**Set task:**
Omit every image, and transcribe the remaining entries exactly as given.

**Extracted information:**
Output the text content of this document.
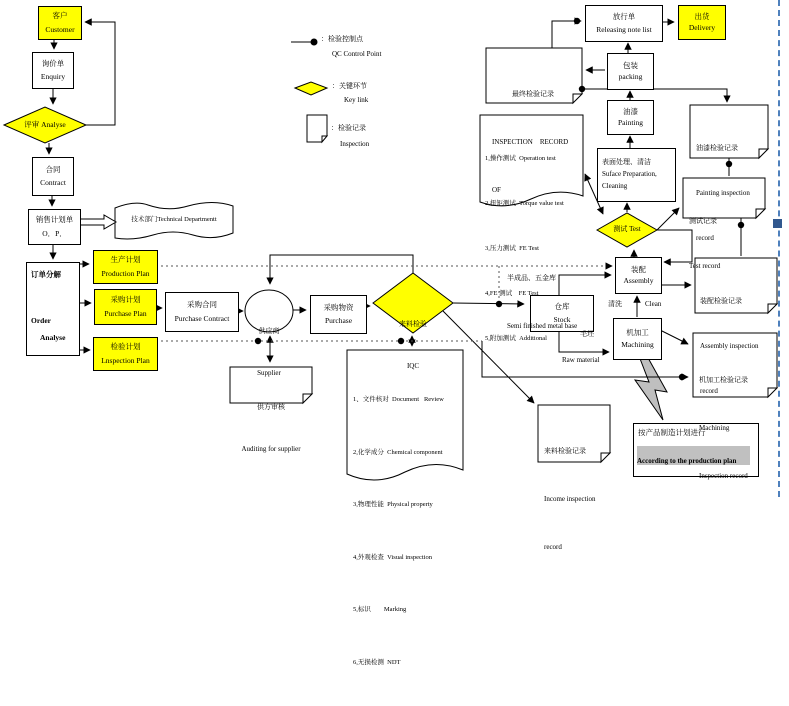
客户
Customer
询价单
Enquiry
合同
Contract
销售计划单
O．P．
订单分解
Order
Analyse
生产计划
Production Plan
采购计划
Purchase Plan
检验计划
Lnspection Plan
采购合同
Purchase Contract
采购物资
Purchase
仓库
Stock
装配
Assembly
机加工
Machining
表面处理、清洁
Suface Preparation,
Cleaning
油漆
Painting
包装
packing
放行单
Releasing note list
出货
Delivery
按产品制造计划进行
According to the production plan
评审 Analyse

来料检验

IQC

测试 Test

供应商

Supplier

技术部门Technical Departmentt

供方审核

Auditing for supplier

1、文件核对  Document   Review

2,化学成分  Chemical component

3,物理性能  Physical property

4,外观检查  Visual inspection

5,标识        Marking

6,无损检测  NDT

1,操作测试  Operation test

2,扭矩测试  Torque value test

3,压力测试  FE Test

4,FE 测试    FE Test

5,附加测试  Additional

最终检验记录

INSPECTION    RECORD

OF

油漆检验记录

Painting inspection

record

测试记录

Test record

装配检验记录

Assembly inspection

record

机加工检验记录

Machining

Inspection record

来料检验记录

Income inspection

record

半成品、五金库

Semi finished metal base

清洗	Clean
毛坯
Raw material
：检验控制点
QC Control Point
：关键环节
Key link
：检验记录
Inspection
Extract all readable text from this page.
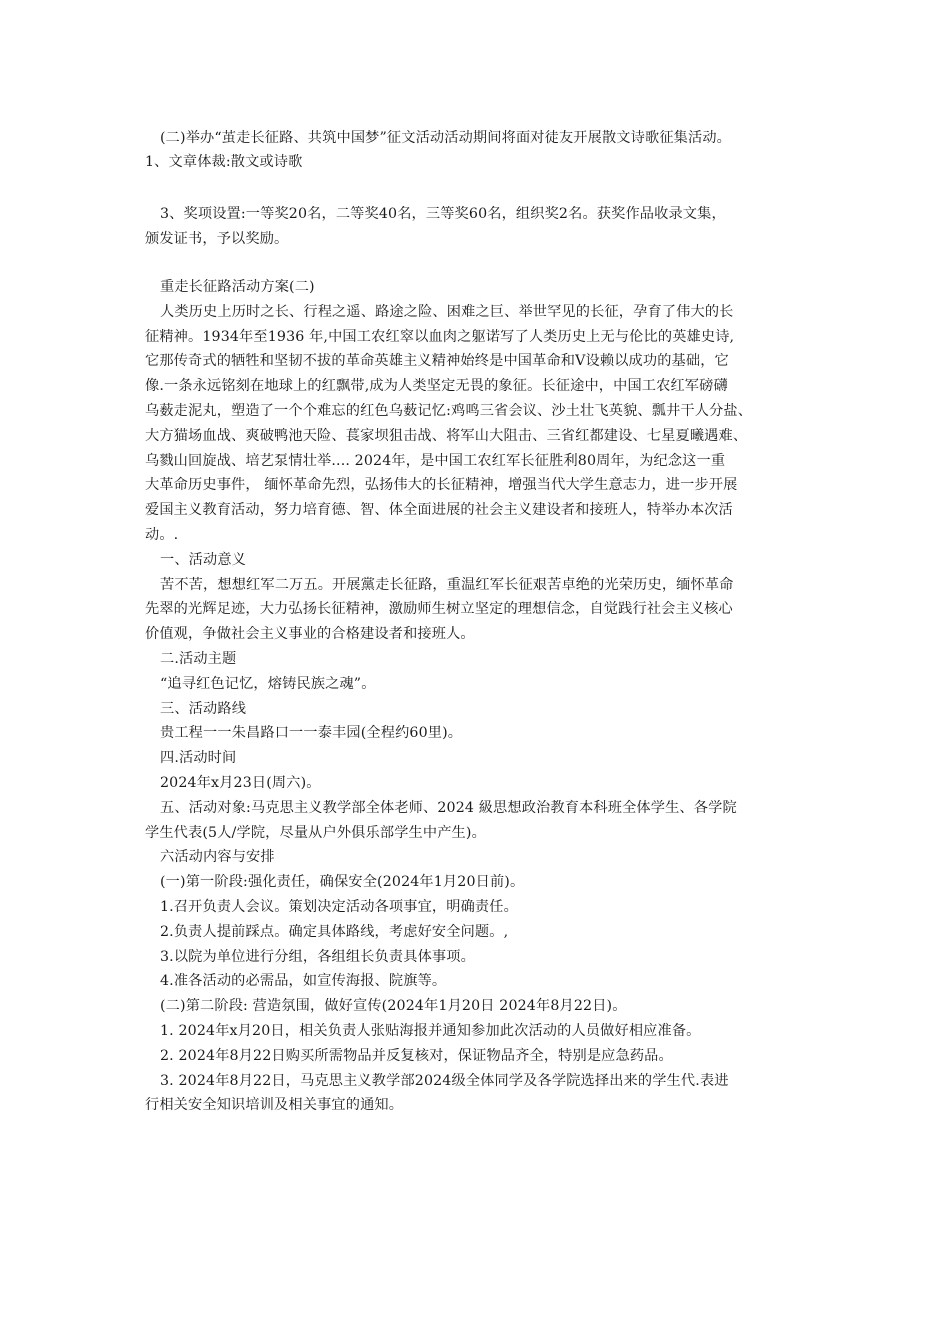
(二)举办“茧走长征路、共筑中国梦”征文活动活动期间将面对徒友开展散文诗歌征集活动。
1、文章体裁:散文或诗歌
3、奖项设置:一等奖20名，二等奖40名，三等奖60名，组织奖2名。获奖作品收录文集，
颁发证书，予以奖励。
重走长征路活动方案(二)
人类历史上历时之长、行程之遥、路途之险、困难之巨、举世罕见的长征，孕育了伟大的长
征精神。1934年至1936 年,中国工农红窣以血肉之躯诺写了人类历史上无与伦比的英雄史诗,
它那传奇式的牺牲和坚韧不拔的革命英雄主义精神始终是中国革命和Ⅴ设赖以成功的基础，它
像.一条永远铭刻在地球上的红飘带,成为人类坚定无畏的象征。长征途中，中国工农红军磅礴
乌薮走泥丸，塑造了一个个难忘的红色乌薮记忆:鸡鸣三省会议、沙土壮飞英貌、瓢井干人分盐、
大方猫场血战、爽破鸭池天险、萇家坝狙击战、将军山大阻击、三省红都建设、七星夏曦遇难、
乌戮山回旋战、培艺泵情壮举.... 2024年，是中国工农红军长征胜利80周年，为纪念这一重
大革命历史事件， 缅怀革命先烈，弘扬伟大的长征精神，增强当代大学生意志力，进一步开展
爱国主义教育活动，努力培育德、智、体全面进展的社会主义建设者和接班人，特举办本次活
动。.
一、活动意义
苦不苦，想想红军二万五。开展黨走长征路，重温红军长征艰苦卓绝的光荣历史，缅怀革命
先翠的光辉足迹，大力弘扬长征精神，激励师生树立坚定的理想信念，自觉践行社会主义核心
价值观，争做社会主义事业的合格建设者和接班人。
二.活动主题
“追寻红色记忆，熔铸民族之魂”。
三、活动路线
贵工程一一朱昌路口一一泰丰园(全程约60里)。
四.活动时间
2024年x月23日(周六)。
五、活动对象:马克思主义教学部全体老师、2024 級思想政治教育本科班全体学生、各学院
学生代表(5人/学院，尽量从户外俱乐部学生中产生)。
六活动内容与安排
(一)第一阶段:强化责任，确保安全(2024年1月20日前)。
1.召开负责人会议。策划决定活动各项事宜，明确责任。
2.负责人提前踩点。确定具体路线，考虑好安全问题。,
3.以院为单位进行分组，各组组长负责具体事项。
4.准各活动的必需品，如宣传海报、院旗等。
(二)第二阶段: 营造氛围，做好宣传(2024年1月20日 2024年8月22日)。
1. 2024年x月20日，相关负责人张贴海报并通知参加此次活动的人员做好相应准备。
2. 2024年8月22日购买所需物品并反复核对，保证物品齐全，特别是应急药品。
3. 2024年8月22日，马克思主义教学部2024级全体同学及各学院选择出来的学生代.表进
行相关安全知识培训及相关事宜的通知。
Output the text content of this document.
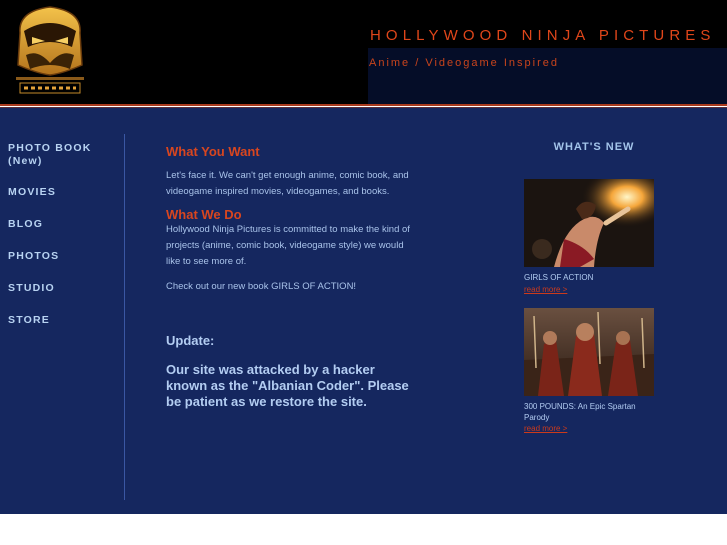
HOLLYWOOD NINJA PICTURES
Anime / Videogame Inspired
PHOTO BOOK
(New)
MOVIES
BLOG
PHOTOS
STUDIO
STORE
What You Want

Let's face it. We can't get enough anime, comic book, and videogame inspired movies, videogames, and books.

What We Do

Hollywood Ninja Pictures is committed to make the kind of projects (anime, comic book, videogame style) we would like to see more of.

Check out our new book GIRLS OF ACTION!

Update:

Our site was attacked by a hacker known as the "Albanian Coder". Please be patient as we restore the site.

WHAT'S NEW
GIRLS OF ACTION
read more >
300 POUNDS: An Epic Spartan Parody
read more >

**Solution to this exercise:**
Output the text content of this document.
客户
Customer
询价单
Enquiry
合同
Contract
销售计划单
O．P．
订单分解
Order
Analyse
生产计划
Production Plan
采购计划
Purchase Plan
检验计划
Lnspection Plan
采购合同
Purchase Contract
采购物资
Purchase
仓库
Stock
装配
Assembly
机加工
Machining
表面处理、清洁
Suface Preparation,
Cleaning
油漆
Painting
包装
packing
放行单
Releasing note list
出货
Delivery
按产品制造计划进行
According to the production plan
评审 Analyse

来料检验

IQC

测试 Test

供应商

Supplier

技术部门Technical Departmentt

供方审核

Auditing for supplier

1、文件核对  Document   Review

2,化学成分  Chemical component

3,物理性能  Physical property

4,外观检查  Visual inspection

5,标识        Marking

6,无损检测  NDT

1,操作测试  Operation test

2,扭矩测试  Torque value test

3,压力测试  FE Test

4,FE 测试    FE Test

5,附加测试  Additional

最终检验记录

INSPECTION    RECORD

OF

油漆检验记录

Painting inspection

record

测试记录

Test record

装配检验记录

Assembly inspection

record

机加工检验记录

Machining

Inspection record

来料检验记录

Income inspection

record

半成品、五金库

Semi finished metal base

清洗	Clean
毛坯
Raw material
：检验控制点
QC Control Point
：关键环节
Key link
：检验记录
Inspection
Extract all readable text from this page.
(二)举办“茧走长征路、共筑中国梦”征文活动活动期间将面对徒友开展散文诗歌征集活动。
1、文章体裁:散文或诗歌
3、奖项设置:一等奖20名，二等奖40名，三等奖60名，组织奖2名。获奖作品收录文集，
颁发证书，予以奖励。
重走长征路活动方案(二)
人类历史上历时之长、行程之遥、路途之险、困难之巨、举世罕见的长征，孕育了伟大的长
征精神。1934年至1936 年,中国工农红窣以血肉之躯诺写了人类历史上无与伦比的英雄史诗,
它那传奇式的牺牲和坚韧不拔的革命英雄主义精神始终是中国革命和Ⅴ设赖以成功的基础，它
像.一条永远铭刻在地球上的红飘带,成为人类坚定无畏的象征。长征途中，中国工农红军磅礴
乌薮走泥丸，塑造了一个个难忘的红色乌薮记忆:鸡鸣三省会议、沙土壮飞英貌、瓢井干人分盐、
大方猫场血战、爽破鸭池天险、萇家坝狙击战、将军山大阻击、三省红都建设、七星夏曦遇难、
乌戮山回旋战、培艺泵情壮举.... 2024年，是中国工农红军长征胜利80周年，为纪念这一重
大革命历史事件， 缅怀革命先烈，弘扬伟大的长征精神，增强当代大学生意志力，进一步开展
爱国主义教育活动，努力培育德、智、体全面进展的社会主义建设者和接班人，特举办本次活
动。.
一、活动意义
苦不苦，想想红军二万五。开展黨走长征路，重温红军长征艰苦卓绝的光荣历史，缅怀革命
先翠的光辉足迹，大力弘扬长征精神，激励师生树立坚定的理想信念，自觉践行社会主义核心
价值观，争做社会主义事业的合格建设者和接班人。
二.活动主题
“追寻红色记忆，熔铸民族之魂”。
三、活动路线
贵工程一一朱昌路口一一泰丰园(全程约60里)。
四.活动时间
2024年x月23日(周六)。
五、活动对象:马克思主义教学部全体老师、2024 級思想政治教育本科班全体学生、各学院
学生代表(5人/学院，尽量从户外俱乐部学生中产生)。
六活动内容与安排
(一)第一阶段:强化责任，确保安全(2024年1月20日前)。
1.召开负责人会议。策划决定活动各项事宜，明确责任。
2.负责人提前踩点。确定具体路线，考虑好安全问题。,
3.以院为单位进行分组，各组组长负责具体事项。
4.准各活动的必需品，如宣传海报、院旗等。
(二)第二阶段: 营造氛围，做好宣传(2024年1月20日 2024年8月22日)。
1. 2024年x月20日，相关负责人张贴海报并通知参加此次活动的人员做好相应准备。
2. 2024年8月22日购买所需物品并反复核对，保证物品齐全，特别是应急药品。
3. 2024年8月22日，马克思主义教学部2024级全体同学及各学院选择出来的学生代.表进
行相关安全知识培训及相关事宜的通知。
Output the text content of this document.
HOLLYWOOD NINJA PICTURES
Anime / Videogame Inspired
PHOTO BOOK
(New)
MOVIES
BLOG
PHOTOS
STUDIO
STORE
What You Want

Let's face it. We can't get enough anime, comic book, and videogame inspired movies, videogames, and books.

What We Do

Hollywood Ninja Pictures is committed to make the kind of projects (anime, comic book, videogame style) we would like to see more of.

Check out our new book GIRLS OF ACTION!

Update:

Our site was attacked by a hacker known as the "Albanian Coder". Please be patient as we restore the site.

WHAT'S NEW
GIRLS OF ACTION
read more >
300 POUNDS: An Epic Spartan Parody
read more >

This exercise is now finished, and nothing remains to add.